— Problem to solve —
Please print the records word for word, from the start of the records through the line containing "- contacts-link[interactable]: Контакты: [441, 460, 486, 472]".

— Data supplied —
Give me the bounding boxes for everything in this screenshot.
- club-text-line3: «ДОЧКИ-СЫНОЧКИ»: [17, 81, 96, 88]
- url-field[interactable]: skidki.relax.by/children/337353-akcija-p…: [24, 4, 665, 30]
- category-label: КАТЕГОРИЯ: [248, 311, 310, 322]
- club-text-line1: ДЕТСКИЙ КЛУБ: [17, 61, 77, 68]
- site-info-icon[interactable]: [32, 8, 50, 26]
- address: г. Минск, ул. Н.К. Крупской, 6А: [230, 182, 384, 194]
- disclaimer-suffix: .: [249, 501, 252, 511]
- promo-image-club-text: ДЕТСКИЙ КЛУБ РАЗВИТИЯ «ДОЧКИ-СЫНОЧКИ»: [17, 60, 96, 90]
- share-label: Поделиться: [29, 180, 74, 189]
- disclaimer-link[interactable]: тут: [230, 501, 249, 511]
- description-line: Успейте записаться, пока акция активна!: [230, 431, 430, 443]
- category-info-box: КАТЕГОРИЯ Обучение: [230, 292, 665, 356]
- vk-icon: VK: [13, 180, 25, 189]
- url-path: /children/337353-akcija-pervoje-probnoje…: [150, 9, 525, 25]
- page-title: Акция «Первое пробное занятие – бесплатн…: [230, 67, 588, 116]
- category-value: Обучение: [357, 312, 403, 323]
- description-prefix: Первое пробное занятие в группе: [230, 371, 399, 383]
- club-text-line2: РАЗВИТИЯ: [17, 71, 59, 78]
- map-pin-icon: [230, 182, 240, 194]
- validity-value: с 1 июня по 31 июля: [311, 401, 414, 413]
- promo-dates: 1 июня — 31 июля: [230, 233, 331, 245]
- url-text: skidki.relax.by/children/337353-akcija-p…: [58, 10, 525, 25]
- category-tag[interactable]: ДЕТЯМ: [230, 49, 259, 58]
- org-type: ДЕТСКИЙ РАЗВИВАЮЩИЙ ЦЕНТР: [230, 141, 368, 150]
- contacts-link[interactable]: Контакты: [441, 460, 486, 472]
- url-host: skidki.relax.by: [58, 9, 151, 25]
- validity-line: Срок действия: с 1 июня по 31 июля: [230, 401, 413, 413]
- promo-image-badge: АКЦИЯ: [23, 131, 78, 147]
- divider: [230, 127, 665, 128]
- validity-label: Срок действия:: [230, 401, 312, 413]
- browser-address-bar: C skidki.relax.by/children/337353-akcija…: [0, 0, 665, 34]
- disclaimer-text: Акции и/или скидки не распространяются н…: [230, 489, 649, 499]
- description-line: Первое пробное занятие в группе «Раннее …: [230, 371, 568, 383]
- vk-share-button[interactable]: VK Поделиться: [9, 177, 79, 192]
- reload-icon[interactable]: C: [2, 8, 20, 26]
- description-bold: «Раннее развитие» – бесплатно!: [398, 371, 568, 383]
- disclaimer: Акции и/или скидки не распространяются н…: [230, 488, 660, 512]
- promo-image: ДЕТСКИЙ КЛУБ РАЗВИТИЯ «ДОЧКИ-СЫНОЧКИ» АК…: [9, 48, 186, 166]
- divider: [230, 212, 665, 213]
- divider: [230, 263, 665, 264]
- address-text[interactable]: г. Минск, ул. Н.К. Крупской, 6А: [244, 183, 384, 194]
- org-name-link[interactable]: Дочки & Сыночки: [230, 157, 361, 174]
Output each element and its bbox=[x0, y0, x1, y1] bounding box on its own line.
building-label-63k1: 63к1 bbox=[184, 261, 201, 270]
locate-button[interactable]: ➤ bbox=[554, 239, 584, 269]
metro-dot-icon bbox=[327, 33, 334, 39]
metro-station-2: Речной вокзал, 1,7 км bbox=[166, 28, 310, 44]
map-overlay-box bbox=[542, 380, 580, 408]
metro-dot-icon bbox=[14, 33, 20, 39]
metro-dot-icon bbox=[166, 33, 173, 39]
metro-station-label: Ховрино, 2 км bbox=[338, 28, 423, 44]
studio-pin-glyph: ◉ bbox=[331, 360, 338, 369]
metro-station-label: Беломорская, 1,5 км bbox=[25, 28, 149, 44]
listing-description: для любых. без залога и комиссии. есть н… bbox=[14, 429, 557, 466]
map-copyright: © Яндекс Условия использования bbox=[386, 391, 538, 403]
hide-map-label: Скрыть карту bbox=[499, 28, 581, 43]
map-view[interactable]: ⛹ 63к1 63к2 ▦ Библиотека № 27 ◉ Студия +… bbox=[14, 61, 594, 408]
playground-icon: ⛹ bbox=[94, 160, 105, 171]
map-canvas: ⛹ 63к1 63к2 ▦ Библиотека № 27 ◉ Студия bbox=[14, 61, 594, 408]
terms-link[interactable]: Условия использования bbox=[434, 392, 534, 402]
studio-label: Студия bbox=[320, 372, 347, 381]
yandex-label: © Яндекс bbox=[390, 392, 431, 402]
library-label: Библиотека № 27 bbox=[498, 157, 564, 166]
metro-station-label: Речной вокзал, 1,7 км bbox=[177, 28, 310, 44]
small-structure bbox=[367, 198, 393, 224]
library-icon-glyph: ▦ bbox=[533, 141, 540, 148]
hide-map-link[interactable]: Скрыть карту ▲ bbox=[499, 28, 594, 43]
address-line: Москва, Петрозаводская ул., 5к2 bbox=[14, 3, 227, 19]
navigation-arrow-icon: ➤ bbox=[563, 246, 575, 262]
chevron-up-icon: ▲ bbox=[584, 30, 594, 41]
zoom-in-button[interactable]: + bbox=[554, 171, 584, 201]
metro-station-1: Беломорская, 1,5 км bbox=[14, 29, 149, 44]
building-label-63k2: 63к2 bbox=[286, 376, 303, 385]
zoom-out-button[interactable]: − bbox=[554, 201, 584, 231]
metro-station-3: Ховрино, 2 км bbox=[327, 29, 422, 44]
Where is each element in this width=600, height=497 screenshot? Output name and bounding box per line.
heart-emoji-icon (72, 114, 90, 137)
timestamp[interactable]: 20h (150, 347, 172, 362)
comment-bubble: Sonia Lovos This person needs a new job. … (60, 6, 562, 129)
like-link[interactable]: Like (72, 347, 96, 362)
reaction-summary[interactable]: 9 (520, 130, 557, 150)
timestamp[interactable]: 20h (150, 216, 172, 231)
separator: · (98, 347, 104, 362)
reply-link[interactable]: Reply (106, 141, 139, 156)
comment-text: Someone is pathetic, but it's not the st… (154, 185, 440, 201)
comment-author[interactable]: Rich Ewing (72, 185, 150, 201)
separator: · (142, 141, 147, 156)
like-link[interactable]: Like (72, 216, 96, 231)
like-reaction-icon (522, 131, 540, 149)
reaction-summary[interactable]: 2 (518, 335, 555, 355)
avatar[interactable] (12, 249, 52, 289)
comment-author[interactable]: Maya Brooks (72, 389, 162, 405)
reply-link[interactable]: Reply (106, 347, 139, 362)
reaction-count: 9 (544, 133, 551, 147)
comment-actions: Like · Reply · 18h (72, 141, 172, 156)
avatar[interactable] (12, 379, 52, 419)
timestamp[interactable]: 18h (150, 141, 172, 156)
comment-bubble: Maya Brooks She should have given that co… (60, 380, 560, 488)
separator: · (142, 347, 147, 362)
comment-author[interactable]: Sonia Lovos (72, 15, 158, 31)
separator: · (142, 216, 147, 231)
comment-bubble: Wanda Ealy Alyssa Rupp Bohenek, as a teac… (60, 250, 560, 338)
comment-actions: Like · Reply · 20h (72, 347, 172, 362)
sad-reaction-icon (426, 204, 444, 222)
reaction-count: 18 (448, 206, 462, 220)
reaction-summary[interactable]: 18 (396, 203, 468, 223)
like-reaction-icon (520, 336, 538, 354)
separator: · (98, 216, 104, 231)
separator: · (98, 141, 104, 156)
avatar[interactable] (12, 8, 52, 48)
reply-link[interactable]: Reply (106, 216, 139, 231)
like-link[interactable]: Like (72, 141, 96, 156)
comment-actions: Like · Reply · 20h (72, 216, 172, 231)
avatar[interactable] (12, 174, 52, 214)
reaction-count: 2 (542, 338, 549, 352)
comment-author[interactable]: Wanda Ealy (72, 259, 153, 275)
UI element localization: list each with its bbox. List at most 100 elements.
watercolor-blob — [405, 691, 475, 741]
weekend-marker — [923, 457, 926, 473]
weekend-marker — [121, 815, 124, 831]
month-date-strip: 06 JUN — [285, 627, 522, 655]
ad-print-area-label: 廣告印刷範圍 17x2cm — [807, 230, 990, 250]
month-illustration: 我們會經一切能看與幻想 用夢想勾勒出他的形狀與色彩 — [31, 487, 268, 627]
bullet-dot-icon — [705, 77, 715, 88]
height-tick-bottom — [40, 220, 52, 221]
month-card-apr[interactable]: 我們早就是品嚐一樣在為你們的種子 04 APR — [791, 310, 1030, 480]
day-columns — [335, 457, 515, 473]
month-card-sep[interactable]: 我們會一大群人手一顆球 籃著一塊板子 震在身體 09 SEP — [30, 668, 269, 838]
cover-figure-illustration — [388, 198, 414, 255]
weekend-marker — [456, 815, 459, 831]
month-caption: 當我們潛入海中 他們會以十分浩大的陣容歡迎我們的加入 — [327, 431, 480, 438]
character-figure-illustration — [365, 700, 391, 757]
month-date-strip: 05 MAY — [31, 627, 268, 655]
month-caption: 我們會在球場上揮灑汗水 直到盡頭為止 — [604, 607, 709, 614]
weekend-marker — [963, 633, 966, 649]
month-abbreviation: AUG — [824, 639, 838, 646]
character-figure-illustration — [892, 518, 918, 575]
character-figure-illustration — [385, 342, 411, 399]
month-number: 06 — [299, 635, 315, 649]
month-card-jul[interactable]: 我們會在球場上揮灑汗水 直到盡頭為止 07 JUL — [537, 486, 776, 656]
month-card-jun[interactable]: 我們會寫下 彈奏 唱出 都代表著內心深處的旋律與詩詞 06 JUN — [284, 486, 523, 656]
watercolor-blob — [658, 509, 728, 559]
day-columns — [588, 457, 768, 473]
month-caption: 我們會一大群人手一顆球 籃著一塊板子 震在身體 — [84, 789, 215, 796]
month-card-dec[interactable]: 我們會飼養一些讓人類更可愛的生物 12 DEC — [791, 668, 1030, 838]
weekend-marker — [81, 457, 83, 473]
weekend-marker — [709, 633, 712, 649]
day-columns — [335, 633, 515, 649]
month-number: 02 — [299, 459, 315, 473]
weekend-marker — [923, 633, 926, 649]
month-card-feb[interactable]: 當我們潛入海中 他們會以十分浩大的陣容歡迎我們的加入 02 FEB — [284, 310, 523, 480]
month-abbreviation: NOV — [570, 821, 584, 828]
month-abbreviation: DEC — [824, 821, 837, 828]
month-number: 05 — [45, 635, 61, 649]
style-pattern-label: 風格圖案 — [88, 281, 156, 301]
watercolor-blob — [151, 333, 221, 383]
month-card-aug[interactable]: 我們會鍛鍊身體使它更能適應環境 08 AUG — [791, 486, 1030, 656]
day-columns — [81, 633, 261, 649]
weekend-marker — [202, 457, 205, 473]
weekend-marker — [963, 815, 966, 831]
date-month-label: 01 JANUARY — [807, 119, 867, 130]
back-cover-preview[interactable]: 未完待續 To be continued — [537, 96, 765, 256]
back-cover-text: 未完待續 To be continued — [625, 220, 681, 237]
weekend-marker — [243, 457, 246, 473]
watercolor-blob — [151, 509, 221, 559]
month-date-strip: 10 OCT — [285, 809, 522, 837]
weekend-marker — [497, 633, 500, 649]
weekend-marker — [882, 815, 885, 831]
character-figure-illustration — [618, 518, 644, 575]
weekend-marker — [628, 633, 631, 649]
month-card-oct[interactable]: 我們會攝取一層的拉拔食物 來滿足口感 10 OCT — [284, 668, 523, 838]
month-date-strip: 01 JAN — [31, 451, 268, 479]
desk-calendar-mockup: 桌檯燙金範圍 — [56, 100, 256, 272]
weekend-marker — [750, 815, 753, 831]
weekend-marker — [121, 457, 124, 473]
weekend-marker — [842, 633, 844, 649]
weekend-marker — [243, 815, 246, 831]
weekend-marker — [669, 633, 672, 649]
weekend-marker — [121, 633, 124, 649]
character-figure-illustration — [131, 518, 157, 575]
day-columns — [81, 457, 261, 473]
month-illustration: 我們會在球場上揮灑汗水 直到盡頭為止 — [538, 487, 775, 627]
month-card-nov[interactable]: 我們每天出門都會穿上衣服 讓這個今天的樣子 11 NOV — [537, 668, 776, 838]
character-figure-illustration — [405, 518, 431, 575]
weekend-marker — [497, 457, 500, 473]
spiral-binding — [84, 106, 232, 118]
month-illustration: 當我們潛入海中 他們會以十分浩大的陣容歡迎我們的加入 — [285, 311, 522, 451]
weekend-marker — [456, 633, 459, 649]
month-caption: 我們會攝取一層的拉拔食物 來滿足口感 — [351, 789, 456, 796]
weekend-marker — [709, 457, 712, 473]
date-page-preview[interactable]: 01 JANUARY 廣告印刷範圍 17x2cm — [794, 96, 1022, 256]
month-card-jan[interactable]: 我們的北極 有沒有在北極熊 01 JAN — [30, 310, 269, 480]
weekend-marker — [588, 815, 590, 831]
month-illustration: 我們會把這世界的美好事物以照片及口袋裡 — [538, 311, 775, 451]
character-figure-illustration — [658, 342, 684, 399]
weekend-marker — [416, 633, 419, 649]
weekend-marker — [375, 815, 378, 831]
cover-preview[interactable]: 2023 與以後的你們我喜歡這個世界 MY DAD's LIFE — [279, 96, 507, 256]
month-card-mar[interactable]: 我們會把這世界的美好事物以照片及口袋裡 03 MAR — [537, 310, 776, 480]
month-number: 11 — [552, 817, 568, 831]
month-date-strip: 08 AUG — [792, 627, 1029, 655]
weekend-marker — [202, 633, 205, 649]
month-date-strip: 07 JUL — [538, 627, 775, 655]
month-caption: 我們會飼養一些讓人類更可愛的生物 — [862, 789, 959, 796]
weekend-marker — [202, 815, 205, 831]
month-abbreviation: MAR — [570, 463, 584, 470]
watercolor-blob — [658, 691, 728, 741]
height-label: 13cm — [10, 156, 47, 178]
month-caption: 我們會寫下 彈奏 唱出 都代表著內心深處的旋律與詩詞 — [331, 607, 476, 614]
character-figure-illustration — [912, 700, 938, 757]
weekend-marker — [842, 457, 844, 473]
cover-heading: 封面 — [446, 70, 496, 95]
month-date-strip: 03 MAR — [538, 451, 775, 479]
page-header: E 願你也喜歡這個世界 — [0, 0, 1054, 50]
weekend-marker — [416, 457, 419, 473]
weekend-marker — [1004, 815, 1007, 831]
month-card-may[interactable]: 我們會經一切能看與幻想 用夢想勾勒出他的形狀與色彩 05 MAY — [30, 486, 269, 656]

— Exercise solution —
Give me the bounding boxes for everything in this screenshot.
- club-text-line3: «ДОЧКИ-СЫНОЧКИ»: [17, 81, 96, 88]
- url-field[interactable]: skidki.relax.by/children/337353-akcija-p…: [24, 4, 665, 30]
- category-label: КАТЕГОРИЯ: [248, 311, 310, 322]
- club-text-line1: ДЕТСКИЙ КЛУБ: [17, 61, 77, 68]
- site-info-icon[interactable]: [32, 8, 50, 26]
- address: г. Минск, ул. Н.К. Крупской, 6А: [230, 182, 384, 194]
- disclaimer-suffix: .: [249, 501, 252, 511]
- promo-image-club-text: ДЕТСКИЙ КЛУБ РАЗВИТИЯ «ДОЧКИ-СЫНОЧКИ»: [17, 60, 96, 90]
- share-label: Поделиться: [29, 180, 74, 189]
- disclaimer-link[interactable]: тут: [230, 501, 249, 511]
- description-line: Успейте записаться, пока акция активна!: [230, 431, 430, 443]
- category-info-box: КАТЕГОРИЯ Обучение: [230, 292, 665, 356]
- vk-icon: VK: [13, 180, 25, 189]
- url-path: /children/337353-akcija-pervoje-probnoje…: [150, 9, 525, 25]
- page-title: Акция «Первое пробное занятие – бесплатн…: [230, 67, 588, 116]
- category-value: Обучение: [357, 312, 403, 323]
- description-prefix: Первое пробное занятие в группе: [230, 371, 399, 383]
- club-text-line2: РАЗВИТИЯ: [17, 71, 59, 78]
- map-pin-icon: [230, 182, 240, 194]
- validity-value: с 1 июня по 31 июля: [311, 401, 414, 413]
- promo-dates: 1 июня — 31 июля: [230, 233, 331, 245]
- url-text: skidki.relax.by/children/337353-akcija-p…: [58, 10, 525, 25]
- category-tag[interactable]: ДЕТЯМ: [230, 49, 259, 58]
- org-type: ДЕТСКИЙ РАЗВИВАЮЩИЙ ЦЕНТР: [230, 141, 368, 150]
- contacts-link[interactable]: Контакты: [441, 460, 486, 472]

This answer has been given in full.